» **Records for this task**
[Start]

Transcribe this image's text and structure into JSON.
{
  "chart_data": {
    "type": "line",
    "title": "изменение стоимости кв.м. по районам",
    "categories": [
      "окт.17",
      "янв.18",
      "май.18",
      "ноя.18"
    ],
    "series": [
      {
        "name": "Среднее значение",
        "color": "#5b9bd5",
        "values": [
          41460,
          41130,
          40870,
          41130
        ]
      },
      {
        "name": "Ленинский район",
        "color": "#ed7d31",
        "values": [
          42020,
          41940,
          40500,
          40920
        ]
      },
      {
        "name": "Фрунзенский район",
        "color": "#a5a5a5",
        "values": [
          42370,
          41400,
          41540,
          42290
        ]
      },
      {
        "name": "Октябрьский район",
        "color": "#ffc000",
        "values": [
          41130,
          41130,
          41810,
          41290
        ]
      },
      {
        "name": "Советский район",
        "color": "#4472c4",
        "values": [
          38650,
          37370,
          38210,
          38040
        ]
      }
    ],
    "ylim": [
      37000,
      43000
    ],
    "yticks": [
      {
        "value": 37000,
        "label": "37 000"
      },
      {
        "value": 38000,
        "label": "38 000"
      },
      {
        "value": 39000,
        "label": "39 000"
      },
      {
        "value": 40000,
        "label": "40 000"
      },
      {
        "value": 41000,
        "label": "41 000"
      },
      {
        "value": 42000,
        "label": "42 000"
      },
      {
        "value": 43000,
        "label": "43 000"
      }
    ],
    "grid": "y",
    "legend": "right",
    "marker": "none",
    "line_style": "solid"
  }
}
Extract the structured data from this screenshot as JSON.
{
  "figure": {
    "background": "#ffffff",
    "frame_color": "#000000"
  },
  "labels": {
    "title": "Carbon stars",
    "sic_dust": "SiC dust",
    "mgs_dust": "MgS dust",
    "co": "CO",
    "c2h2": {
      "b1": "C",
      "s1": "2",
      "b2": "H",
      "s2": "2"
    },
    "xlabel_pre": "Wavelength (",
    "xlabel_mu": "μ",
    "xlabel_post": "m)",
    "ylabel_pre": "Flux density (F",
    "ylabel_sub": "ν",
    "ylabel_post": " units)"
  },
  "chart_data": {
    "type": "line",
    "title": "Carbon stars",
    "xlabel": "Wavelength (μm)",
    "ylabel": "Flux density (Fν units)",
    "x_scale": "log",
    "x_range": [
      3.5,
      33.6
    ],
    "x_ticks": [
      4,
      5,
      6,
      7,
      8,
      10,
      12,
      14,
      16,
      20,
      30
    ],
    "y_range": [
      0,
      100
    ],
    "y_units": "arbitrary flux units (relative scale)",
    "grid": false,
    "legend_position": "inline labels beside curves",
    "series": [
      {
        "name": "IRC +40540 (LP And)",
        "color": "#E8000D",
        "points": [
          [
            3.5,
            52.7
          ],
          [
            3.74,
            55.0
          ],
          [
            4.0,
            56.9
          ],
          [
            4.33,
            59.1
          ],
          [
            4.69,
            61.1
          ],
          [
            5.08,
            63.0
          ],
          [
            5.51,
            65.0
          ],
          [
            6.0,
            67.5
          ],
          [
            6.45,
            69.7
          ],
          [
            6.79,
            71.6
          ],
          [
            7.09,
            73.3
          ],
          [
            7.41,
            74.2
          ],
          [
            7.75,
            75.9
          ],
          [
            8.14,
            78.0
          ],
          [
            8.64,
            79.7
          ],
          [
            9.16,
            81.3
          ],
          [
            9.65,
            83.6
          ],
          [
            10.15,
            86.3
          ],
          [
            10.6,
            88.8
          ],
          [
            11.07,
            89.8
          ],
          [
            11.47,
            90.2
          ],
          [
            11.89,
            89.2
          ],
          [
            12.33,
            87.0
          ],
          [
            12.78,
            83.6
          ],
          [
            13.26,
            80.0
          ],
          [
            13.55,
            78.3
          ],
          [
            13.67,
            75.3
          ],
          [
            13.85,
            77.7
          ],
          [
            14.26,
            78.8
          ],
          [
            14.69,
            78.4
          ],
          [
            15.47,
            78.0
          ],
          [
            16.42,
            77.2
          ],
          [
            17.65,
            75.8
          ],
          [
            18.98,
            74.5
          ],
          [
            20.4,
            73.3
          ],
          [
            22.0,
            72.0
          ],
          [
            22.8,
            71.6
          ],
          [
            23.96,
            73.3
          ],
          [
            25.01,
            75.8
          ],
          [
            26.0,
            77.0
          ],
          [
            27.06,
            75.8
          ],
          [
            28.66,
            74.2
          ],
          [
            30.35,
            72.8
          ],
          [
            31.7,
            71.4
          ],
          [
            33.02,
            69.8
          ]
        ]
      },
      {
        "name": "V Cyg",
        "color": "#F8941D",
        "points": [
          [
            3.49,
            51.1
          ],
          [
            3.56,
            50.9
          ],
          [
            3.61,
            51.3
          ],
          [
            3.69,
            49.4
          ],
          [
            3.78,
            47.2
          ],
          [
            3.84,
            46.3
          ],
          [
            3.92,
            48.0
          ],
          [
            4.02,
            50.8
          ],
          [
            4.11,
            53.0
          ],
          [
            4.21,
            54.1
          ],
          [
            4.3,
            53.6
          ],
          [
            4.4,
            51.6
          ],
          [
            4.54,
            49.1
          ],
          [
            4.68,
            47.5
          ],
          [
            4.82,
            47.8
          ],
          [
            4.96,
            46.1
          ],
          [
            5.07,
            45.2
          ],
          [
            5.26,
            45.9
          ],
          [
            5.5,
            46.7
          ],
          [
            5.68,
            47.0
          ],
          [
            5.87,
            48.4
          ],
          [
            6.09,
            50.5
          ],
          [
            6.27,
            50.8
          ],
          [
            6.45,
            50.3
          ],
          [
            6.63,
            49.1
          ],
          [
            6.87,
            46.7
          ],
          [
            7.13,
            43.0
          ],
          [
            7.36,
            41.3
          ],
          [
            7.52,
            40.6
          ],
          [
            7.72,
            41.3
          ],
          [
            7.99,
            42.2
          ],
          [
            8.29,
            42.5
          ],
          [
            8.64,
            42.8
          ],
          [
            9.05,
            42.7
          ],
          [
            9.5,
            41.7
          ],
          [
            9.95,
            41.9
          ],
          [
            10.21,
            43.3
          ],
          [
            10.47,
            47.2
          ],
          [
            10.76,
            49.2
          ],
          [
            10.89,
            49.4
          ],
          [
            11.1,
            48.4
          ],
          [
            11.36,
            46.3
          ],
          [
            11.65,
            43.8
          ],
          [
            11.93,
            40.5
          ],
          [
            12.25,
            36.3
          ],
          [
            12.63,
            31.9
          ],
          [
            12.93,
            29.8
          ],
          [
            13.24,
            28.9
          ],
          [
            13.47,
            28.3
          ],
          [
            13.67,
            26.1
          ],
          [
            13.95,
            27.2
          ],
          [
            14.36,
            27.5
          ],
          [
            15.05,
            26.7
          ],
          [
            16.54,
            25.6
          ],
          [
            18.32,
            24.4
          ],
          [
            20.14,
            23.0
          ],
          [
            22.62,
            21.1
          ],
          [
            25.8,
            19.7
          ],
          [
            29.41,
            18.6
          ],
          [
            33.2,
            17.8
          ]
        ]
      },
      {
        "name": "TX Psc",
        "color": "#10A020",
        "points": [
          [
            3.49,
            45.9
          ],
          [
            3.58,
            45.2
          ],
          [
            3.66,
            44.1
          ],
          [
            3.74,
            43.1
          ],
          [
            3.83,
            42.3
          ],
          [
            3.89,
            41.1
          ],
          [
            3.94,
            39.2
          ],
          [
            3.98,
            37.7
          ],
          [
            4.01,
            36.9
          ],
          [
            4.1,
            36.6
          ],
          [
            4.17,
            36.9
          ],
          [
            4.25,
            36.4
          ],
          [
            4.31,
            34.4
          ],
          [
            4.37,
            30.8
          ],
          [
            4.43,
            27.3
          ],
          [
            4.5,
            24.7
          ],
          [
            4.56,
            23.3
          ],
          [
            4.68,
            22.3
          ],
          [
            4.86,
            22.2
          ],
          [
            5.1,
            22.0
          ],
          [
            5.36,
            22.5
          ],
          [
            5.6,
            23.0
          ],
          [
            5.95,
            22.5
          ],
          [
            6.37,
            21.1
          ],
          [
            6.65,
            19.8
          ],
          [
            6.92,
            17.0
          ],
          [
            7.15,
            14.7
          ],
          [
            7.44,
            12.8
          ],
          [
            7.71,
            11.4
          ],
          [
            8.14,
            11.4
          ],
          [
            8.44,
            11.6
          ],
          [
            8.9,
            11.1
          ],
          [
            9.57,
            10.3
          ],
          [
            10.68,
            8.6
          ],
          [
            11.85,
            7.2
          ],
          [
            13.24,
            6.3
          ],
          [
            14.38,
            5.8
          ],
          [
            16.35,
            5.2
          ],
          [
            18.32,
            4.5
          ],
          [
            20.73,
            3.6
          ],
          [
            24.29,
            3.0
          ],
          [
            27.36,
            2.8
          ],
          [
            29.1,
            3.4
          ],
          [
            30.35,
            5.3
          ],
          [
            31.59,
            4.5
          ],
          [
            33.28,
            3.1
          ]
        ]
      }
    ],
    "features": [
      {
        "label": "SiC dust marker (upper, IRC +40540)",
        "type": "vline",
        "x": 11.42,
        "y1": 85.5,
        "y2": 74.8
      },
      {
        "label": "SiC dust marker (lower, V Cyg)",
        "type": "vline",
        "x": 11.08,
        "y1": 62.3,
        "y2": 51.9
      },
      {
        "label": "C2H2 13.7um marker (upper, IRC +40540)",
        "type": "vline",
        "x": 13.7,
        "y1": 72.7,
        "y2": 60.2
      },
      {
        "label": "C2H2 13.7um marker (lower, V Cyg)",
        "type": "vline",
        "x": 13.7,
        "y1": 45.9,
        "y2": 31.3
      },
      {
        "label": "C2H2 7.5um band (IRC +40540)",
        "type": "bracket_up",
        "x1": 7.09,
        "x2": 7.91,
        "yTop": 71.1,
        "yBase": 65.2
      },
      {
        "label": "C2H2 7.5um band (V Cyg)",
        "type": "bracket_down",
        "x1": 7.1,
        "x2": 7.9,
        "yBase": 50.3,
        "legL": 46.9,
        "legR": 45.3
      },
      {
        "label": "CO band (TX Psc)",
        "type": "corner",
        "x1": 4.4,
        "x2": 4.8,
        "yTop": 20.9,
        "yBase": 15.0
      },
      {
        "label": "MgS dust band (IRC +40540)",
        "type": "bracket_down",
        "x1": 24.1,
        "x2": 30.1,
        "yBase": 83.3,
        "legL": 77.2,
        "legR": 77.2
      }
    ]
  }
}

[End]

» **Requirements**
Every line that holds the string "dust" should be returned.

» **The response**
    "sic_dust": "SiC dust",
    "mgs_dust": "MgS dust",
        "label": "SiC dust marker (upper, IRC +40540)",
        "label": "SiC dust marker (lower, V Cyg)",
        "label": "MgS dust band (IRC +40540)",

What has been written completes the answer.